Data records:
====

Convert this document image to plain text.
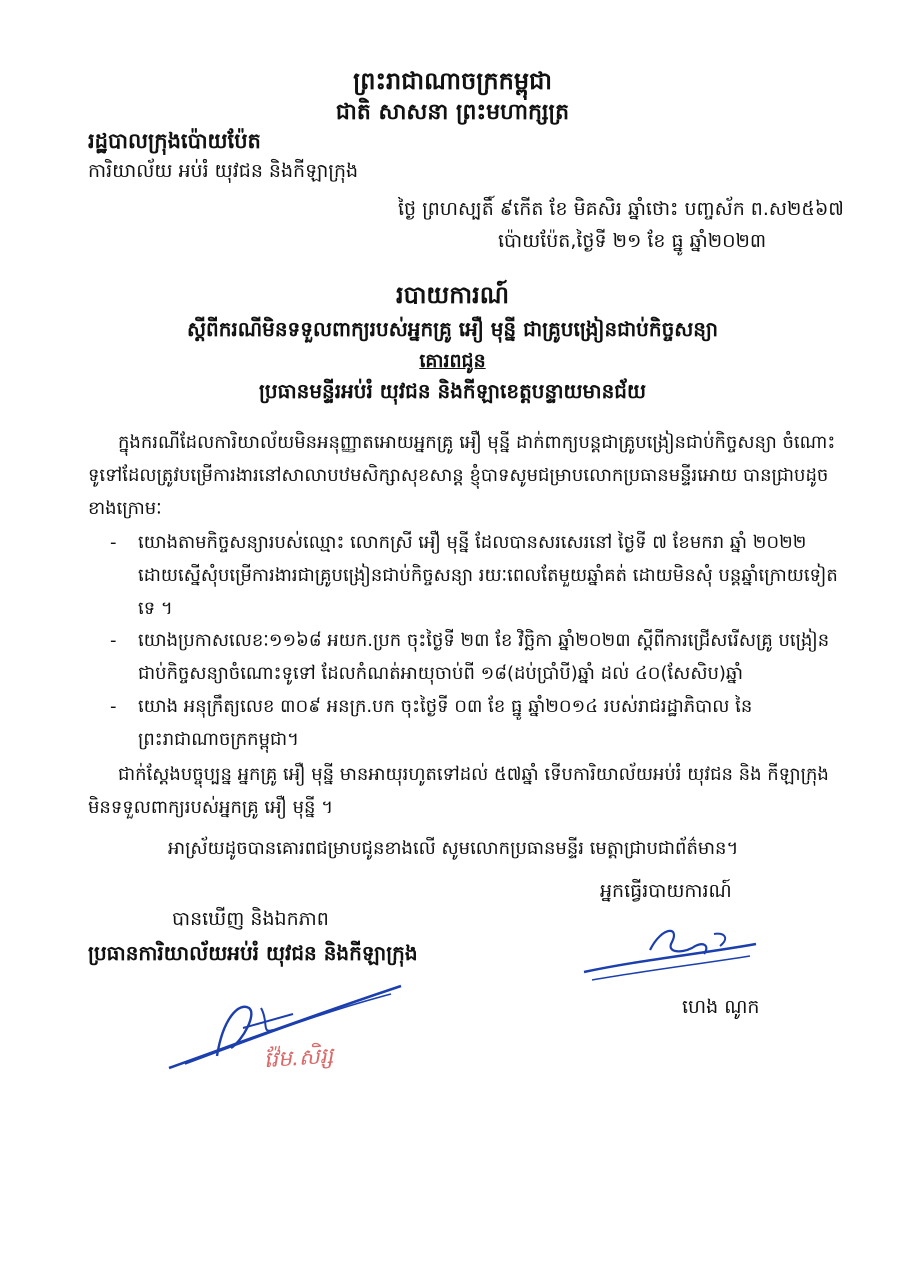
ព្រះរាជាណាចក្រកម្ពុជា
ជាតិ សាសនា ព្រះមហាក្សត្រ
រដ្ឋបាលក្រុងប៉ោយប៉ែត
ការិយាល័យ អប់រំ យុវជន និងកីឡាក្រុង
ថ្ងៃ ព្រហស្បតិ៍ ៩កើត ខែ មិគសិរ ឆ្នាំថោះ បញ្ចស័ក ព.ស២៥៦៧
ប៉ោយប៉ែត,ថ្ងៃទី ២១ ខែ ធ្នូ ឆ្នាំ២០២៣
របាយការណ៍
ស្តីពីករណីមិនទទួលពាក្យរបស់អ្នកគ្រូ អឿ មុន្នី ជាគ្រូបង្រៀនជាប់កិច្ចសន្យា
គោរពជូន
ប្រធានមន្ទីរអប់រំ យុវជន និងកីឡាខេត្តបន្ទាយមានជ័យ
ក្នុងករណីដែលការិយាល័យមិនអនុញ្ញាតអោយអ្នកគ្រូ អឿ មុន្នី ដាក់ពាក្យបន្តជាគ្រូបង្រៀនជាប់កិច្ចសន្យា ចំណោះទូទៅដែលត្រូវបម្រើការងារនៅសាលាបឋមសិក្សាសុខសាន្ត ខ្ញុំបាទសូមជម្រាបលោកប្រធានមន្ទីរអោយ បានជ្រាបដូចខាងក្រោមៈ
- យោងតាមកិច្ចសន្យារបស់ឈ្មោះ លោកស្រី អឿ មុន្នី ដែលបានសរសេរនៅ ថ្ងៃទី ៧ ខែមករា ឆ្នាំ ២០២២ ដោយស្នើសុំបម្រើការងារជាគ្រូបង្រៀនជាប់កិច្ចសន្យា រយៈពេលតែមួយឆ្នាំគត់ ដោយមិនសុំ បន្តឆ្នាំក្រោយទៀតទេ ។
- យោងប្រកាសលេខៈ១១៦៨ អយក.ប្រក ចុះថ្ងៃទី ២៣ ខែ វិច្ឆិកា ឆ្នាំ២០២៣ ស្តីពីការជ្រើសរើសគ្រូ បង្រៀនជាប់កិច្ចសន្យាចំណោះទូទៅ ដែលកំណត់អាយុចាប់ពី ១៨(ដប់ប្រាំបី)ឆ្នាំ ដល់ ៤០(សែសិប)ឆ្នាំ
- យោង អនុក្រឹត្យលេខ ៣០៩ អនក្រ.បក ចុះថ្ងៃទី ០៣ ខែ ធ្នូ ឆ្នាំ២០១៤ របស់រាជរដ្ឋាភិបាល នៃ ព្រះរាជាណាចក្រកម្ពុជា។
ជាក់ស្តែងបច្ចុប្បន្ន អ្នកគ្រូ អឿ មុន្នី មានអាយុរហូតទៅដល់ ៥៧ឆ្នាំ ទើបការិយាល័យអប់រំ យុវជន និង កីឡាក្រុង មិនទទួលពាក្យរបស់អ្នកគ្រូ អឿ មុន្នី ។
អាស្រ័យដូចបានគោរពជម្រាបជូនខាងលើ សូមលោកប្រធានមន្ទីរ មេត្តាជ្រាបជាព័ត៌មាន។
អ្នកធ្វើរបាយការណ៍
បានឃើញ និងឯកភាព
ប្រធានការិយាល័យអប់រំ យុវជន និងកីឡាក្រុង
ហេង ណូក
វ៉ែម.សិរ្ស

====

> [YOUR OBJECTIVE]: Quote the data exactly, leaving every image out of the copy.

> [WRITTEN RESPONSE]:
Convert this document image to plain text.
ព្រះរាជាណាចក្រកម្ពុជា
ជាតិ សាសនា ព្រះមហាក្សត្រ
រដ្ឋបាលក្រុងប៉ោយប៉ែត
ការិយាល័យ អប់រំ យុវជន និងកីឡាក្រុង
ថ្ងៃ ព្រហស្បតិ៍ ៩កើត ខែ មិគសិរ ឆ្នាំថោះ បញ្ចស័ក ព.ស២៥៦៧
ប៉ោយប៉ែត,ថ្ងៃទី ២១ ខែ ធ្នូ ឆ្នាំ២០២៣
របាយការណ៍
ស្តីពីករណីមិនទទួលពាក្យរបស់អ្នកគ្រូ អឿ មុន្នី ជាគ្រូបង្រៀនជាប់កិច្ចសន្យា
គោរពជូន
ប្រធានមន្ទីរអប់រំ យុវជន និងកីឡាខេត្តបន្ទាយមានជ័យ
ក្នុងករណីដែលការិយាល័យមិនអនុញ្ញាតអោយអ្នកគ្រូ អឿ មុន្នី ដាក់ពាក្យបន្តជាគ្រូបង្រៀនជាប់កិច្ចសន្យា ចំណោះទូទៅដែលត្រូវបម្រើការងារនៅសាលាបឋមសិក្សាសុខសាន្ត ខ្ញុំបាទសូមជម្រាបលោកប្រធានមន្ទីរអោយ បានជ្រាបដូចខាងក្រោមៈ
- យោងតាមកិច្ចសន្យារបស់ឈ្មោះ លោកស្រី អឿ មុន្នី ដែលបានសរសេរនៅ ថ្ងៃទី ៧ ខែមករា ឆ្នាំ ២០២២ ដោយស្នើសុំបម្រើការងារជាគ្រូបង្រៀនជាប់កិច្ចសន្យា រយៈពេលតែមួយឆ្នាំគត់ ដោយមិនសុំ បន្តឆ្នាំក្រោយទៀតទេ ។
- យោងប្រកាសលេខៈ១១៦៨ អយក.ប្រក ចុះថ្ងៃទី ២៣ ខែ វិច្ឆិកា ឆ្នាំ២០២៣ ស្តីពីការជ្រើសរើសគ្រូ បង្រៀនជាប់កិច្ចសន្យាចំណោះទូទៅ ដែលកំណត់អាយុចាប់ពី ១៨(ដប់ប្រាំបី)ឆ្នាំ ដល់ ៤០(សែសិប)ឆ្នាំ
- យោង អនុក្រឹត្យលេខ ៣០៩ អនក្រ.បក ចុះថ្ងៃទី ០៣ ខែ ធ្នូ ឆ្នាំ២០១៤ របស់រាជរដ្ឋាភិបាល នៃ ព្រះរាជាណាចក្រកម្ពុជា។
ជាក់ស្តែងបច្ចុប្បន្ន អ្នកគ្រូ អឿ មុន្នី មានអាយុរហូតទៅដល់ ៥៧ឆ្នាំ ទើបការិយាល័យអប់រំ យុវជន និង កីឡាក្រុង មិនទទួលពាក្យរបស់អ្នកគ្រូ អឿ មុន្នី ។
អាស្រ័យដូចបានគោរពជម្រាបជូនខាងលើ សូមលោកប្រធានមន្ទីរ មេត្តាជ្រាបជាព័ត៌មាន។
អ្នកធ្វើរបាយការណ៍
បានឃើញ និងឯកភាព
ប្រធានការិយាល័យអប់រំ យុវជន និងកីឡាក្រុង
ហេង ណូក
វ៉ែម.សិរ្ស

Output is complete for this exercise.